Während die USA und Israel den Iran bombardieren und den gesamten Nahen Osten in Brand setzen, betätigen sich die europäischen Mächte als Komplizen. Unter dem Deckmantel des Rufs nach „Deeskalation“ und nach einer „diplomatischen Lösung“ fordern sie Teheran auf, bedingungslos vor der imperialistischen Aggression zu kapitulieren.
Die Ereignisse erinnern an einen Mafia-Film. Israel greift den Iran unprovoziert an, bombardiert Industrieanlagen und Städte und ermordet gezielt hochrangige Politiker, Wissenschaftler und Offiziere. Die USA schicken eine Flotte strategischer Bomber über den Atlantik und zerstören iranische Atomanlagen. Präsident Donald Trump und sein Kriegsminister Pete Hegseth drohen dem Land in Gangstersprache mit der totalen Vernichtung, wenn es sich nicht freiwillig ergibt. Und die Europäer spielen den Anwalt und fordern das Regime in Teheran auf, freiwillig Selbstmord zu begehen, um nicht ermordet zu werden.

[Gesammelte Dateneinträge]

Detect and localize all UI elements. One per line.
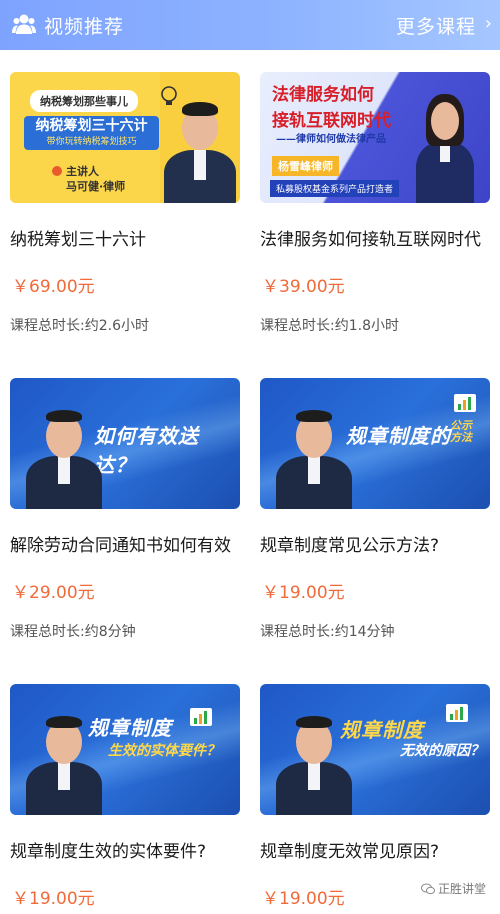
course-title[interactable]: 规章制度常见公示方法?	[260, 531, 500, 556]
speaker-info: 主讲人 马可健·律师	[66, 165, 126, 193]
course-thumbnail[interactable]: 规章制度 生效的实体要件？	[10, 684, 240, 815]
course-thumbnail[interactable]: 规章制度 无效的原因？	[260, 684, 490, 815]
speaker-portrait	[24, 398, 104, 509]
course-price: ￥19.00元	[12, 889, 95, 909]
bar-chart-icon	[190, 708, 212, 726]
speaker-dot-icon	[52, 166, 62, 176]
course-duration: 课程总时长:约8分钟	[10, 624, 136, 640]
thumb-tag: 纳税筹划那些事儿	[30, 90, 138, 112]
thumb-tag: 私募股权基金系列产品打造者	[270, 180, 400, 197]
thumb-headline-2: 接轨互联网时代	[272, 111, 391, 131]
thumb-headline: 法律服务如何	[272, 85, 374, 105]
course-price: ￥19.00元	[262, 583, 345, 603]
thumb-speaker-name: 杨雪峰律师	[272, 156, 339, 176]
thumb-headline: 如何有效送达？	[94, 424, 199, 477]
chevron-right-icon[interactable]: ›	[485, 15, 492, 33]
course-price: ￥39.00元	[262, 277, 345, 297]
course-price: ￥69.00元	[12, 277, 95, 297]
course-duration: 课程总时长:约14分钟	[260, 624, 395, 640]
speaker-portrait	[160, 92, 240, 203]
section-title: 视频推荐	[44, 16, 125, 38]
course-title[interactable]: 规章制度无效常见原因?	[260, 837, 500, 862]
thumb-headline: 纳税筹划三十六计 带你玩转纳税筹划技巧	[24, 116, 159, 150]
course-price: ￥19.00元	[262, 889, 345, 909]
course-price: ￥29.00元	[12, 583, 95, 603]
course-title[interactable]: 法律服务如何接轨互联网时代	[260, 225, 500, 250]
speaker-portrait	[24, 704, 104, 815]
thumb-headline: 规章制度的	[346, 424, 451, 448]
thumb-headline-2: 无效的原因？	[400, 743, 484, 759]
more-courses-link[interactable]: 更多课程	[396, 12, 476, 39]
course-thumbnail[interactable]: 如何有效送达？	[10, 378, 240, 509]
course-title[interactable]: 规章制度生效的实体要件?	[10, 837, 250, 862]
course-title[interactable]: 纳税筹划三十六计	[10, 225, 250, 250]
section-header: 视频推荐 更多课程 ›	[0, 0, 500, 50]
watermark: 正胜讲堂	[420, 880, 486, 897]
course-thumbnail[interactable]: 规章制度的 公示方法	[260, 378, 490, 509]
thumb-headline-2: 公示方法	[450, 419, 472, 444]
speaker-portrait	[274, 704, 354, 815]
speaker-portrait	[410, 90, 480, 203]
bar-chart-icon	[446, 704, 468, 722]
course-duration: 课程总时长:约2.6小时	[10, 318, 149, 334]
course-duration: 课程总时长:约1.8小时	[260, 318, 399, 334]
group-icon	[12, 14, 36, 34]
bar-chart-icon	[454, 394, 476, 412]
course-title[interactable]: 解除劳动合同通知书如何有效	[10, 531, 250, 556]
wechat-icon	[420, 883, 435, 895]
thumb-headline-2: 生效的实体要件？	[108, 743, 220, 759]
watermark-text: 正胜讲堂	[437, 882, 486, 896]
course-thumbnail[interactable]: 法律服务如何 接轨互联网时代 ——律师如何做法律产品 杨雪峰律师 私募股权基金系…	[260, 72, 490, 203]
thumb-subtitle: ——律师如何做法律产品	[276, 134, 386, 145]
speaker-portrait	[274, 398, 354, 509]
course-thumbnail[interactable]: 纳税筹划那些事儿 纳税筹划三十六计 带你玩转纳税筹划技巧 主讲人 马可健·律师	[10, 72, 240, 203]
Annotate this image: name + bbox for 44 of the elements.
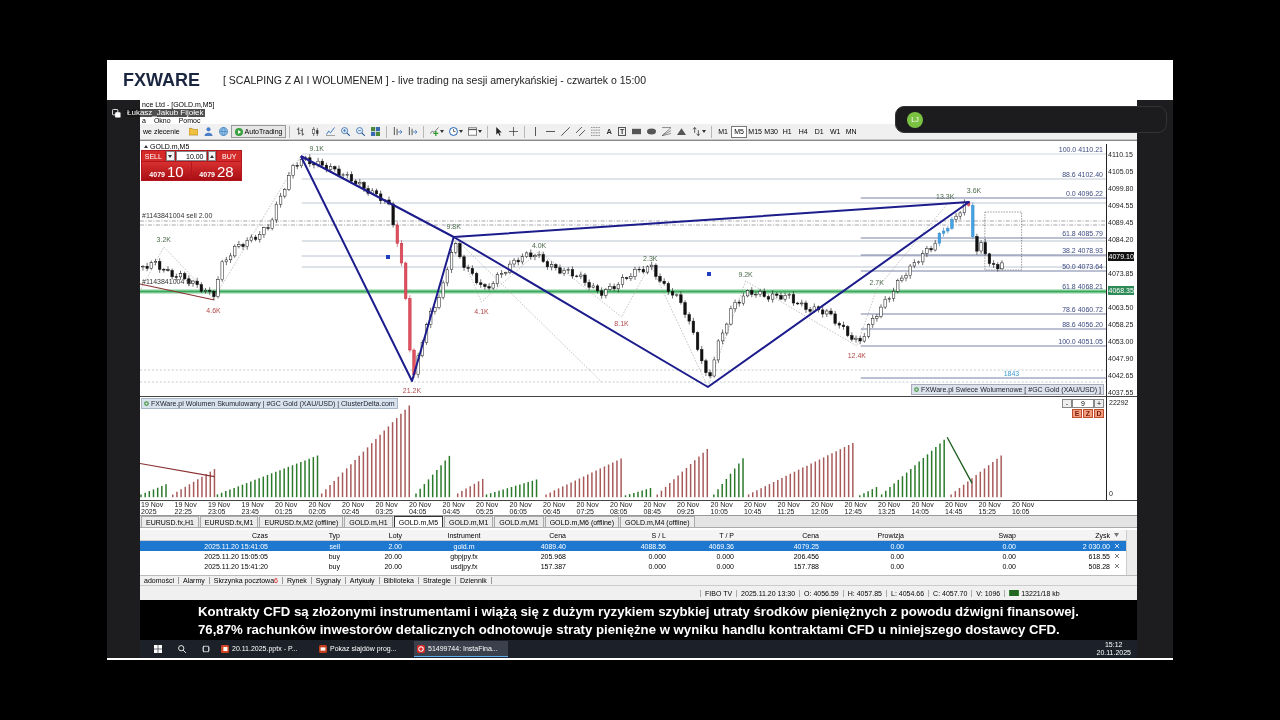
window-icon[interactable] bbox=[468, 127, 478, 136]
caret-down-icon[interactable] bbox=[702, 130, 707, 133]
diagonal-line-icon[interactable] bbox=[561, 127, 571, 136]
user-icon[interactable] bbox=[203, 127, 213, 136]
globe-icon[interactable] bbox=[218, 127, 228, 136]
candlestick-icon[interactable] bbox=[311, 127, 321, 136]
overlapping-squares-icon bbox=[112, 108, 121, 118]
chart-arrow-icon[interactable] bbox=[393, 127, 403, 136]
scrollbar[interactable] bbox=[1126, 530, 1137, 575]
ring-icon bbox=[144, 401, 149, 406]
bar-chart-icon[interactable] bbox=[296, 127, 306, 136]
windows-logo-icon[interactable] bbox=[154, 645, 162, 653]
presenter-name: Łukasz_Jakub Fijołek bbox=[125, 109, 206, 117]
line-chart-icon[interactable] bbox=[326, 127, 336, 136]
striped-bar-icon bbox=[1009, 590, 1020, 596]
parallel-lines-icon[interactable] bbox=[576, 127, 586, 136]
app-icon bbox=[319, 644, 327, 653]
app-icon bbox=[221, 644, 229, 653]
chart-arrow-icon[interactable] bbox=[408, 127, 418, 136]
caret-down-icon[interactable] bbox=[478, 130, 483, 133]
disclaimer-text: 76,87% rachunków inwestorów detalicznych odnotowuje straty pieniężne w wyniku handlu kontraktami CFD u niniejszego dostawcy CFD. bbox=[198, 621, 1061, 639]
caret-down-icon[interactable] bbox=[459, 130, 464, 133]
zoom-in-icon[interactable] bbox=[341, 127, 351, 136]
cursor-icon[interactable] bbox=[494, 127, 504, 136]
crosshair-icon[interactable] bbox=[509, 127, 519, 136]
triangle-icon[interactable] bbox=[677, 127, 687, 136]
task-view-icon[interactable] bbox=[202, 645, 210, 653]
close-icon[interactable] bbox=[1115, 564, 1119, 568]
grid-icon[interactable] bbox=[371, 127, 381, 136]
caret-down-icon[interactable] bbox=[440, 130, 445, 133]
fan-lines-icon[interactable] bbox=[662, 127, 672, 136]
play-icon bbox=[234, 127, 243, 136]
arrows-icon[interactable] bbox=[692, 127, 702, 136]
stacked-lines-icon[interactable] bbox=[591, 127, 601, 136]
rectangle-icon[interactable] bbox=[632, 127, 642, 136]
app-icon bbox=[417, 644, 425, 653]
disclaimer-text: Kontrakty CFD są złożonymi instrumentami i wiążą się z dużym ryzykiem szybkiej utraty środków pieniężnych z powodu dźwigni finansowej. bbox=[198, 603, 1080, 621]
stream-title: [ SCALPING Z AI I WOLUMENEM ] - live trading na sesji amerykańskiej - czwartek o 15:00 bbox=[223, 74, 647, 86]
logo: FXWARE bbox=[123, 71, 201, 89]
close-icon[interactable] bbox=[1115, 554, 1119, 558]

- [AUFGABE A]: Stimmen diese Aussagen mit dem Seitenauszug überein? Antworte jeweils mit Ja oder Nein und zitiere die entscheidenden Worte wörtlich. (i) Die USA schicken strategische Bomber über den Atlantik. (ii) Der Iran greift Israel als Erster an. (iii) Die europäischen Mächte fordern Teheran zur Kapitulation auf.
- [AUFGABE B]: Wie könnte der Seitenauszug über den Krieg gegen den Iran nach seinem letzten Satz weitergehen? Führe ihn fort.
Die Datensätze stehen in keinem Zusammenhang mit dem Seitenauszug.

- [ERWARTETE ANTWORT A]:
(i) Ja: „Die USA schicken eine Flotte strategischer Bomber über den Atlantik“
(ii) Nein: „Israel greift den Iran unprovoziert an“
(iii) Ja: „fordern sie Teheran auf, bedingungslos vor der imperialistischen Aggression zu kapitulieren“

- [ERWARTETE ANTWORT B]:
Der deutsche Bundeskanzler Friedrich Merz, der französische Präsident Emmanuel Macron und der britische Premierminister Keir Starmer haben auf den US-Angriff auf den Iran mit einer gemeinsamen Erklärung geantwortet, die kein einziges Wort der Kritik an dem völkerrechtswidrigen Überfall enthält. Sie gehen zwar nicht soweit, das Vorgehen der USA ausdrücklich zu begrüßen, doch ihr gemeinsames Statement kann nur als Zustimmung verstanden werden.
Sie unterstützen den Vorwand, mit dem Israel und die USA ihren Angriff auf den Iran rechtfertigen: „Wir haben beständig klar zum Ausdruck gebracht, dass sich der Iran niemals Nuklearwaffen verschaffen darf. Vom Iran darf keine Bedrohung mehr für die regionale Sicherheit ausgehen.“
Sie kommentieren die Militärschläge der USA auf die Nuklearanlagen in Fordo, Natanz und Isfahan mit den Worten: „Unser Ziel bleibt zu verhindern, dass der Iran eine Nuklearwaffe erlangt.“ Und sie verlangen vom Iran, dessen Chefunterhändler von den Israelis ermordet wurde, „Verhandlungen über ein Abkommen aufzunehmen, das alle Bedenken zu seinem Atomprogramm ausräumt“.
Man kann sicher sein, dass sie auch weitere Angriffe der USA unterstützen werden, nachdem der Iran einige Raketen auf den US-Militärstützpunkt in Katar abgefeuert hat. Sie richteten keinen Schaden an, da Katar vorgewarnt und die Raketen abgefangen wurden. Merz, Macron und Starmer sind nur gegen „Eskalation“, wenn sie von iranischer Seite ausgeht, nicht wenn sie von den USA oder Israel kommt.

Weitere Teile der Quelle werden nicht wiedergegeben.